- [WHAT THE TASK ASKS]: Answer with a single number: how many lines in the listing below include "name"?

(Dataset rows about figures)

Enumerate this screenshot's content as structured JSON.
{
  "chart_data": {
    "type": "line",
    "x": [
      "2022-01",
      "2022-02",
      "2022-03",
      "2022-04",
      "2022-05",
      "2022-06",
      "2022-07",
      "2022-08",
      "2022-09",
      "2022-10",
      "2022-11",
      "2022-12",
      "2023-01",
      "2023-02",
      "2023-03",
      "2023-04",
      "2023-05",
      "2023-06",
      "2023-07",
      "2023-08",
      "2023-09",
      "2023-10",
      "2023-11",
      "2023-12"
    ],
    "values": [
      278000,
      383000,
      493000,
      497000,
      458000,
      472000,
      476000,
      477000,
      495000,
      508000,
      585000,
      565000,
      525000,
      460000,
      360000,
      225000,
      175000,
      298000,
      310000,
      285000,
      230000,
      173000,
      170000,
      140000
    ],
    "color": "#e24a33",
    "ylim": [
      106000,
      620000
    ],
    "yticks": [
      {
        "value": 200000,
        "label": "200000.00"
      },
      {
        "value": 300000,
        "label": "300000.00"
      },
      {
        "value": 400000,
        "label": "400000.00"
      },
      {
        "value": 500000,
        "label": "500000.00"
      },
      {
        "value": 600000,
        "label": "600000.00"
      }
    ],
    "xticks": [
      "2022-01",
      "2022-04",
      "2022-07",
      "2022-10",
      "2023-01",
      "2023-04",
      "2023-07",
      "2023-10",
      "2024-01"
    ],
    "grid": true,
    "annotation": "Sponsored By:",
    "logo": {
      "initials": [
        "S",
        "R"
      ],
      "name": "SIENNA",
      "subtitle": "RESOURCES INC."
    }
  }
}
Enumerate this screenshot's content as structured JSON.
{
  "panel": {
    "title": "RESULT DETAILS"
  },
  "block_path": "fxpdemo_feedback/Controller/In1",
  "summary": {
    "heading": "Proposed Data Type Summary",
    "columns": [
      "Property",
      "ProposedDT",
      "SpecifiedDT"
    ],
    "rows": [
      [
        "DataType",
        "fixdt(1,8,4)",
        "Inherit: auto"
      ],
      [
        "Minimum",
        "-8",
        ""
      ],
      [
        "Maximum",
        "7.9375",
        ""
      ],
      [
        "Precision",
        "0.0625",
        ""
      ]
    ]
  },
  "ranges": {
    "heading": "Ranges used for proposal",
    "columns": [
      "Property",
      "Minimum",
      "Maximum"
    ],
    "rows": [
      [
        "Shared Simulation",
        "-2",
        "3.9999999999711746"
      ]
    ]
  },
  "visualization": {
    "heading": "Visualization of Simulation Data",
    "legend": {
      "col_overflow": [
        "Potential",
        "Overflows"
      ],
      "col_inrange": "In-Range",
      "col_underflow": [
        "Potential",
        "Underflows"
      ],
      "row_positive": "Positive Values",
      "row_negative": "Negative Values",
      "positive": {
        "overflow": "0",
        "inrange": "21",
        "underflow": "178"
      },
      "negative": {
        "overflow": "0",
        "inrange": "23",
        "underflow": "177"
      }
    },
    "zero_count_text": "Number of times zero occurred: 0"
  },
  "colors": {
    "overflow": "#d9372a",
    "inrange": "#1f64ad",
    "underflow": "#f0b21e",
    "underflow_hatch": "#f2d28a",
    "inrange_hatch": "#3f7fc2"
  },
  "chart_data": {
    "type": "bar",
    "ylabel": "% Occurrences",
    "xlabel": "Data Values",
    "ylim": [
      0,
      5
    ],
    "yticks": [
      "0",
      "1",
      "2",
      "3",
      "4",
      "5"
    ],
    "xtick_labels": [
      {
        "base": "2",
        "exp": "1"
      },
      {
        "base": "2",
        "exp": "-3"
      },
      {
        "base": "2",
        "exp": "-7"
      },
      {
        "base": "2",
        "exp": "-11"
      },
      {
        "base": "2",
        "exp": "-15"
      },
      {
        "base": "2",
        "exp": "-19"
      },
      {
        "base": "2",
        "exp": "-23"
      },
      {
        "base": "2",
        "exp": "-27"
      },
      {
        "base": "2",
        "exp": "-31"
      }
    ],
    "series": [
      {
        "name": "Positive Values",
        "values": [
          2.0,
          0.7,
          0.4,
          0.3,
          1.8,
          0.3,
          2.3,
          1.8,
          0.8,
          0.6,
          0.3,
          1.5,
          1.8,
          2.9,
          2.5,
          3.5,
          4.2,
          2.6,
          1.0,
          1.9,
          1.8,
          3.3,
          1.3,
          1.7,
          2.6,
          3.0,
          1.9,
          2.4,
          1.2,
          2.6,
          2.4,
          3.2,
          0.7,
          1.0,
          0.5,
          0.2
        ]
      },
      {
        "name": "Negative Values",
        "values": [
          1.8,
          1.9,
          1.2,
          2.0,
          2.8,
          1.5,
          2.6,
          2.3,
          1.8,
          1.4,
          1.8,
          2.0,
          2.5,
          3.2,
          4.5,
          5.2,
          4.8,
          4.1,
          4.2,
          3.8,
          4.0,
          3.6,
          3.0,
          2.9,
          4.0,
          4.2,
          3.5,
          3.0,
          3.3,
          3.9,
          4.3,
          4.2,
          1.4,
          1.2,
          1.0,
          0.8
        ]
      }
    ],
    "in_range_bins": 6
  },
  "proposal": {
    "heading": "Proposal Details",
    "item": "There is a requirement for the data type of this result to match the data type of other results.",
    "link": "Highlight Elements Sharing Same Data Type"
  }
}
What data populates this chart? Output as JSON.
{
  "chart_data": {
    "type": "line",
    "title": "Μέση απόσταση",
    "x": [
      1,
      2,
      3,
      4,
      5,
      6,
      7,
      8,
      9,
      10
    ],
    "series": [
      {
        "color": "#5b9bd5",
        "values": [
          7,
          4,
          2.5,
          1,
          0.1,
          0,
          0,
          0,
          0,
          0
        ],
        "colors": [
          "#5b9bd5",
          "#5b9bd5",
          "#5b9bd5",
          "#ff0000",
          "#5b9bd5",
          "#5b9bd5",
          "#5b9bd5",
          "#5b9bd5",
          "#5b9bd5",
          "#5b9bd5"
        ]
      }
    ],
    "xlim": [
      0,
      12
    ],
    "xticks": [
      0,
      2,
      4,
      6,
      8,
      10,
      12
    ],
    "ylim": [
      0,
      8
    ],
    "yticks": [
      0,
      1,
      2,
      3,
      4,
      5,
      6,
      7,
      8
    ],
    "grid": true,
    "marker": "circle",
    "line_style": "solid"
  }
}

- [EXERCISE RESPONSE]: 3